Given instruction: Copy out the entries exactly, from the first line to the last.

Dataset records

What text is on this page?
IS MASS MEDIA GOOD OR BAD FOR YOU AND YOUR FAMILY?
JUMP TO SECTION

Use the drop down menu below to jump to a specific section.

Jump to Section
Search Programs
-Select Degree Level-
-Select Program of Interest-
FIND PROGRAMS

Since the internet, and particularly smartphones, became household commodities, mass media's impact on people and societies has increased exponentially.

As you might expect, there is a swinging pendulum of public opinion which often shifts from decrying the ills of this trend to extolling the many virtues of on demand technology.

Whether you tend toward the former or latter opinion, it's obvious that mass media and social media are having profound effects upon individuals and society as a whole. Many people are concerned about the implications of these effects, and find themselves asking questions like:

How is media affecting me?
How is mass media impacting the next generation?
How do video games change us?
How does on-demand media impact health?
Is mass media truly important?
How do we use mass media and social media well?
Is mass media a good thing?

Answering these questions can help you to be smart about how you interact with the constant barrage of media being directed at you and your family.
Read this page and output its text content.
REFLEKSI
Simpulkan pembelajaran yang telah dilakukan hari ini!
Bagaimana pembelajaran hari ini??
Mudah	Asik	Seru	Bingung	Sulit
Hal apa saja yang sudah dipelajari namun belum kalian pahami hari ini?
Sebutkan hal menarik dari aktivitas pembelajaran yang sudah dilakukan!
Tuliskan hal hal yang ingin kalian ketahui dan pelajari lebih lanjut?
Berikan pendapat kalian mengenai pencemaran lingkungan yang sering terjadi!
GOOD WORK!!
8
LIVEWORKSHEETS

Problem solution:
What text is on this page?
IS MASS MEDIA GOOD OR BAD FOR YOU AND YOUR FAMILY?
JUMP TO SECTION

Use the drop down menu below to jump to a specific section.

Jump to Section
Search Programs
-Select Degree Level-
-Select Program of Interest-
FIND PROGRAMS

Since the internet, and particularly smartphones, became household commodities, mass media's impact on people and societies has increased exponentially.

As you might expect, there is a swinging pendulum of public opinion which often shifts from decrying the ills of this trend to extolling the many virtues of on demand technology.

Whether you tend toward the former or latter opinion, it's obvious that mass media and social media are having profound effects upon individuals and society as a whole. Many people are concerned about the implications of these effects, and find themselves asking questions like:

How is media affecting me?
How is mass media impacting the next generation?
How do video games change us?
How does on-demand media impact health?
Is mass media truly important?
How do we use mass media and social media well?
Is mass media a good thing?

Answering these questions can help you to be smart about how you interact with the constant barrage of media being directed at you and your family.
Read this page and output its text content.
REFLEKSI
Simpulkan pembelajaran yang telah dilakukan hari ini!
Bagaimana pembelajaran hari ini??
Mudah	Asik	Seru	Bingung	Sulit
Hal apa saja yang sudah dipelajari namun belum kalian pahami hari ini?
Sebutkan hal menarik dari aktivitas pembelajaran yang sudah dilakukan!
Tuliskan hal hal yang ingin kalian ketahui dan pelajari lebih lanjut?
Berikan pendapat kalian mengenai pencemaran lingkungan yang sering terjadi!
GOOD WORK!!
8
LIVEWORKSHEETS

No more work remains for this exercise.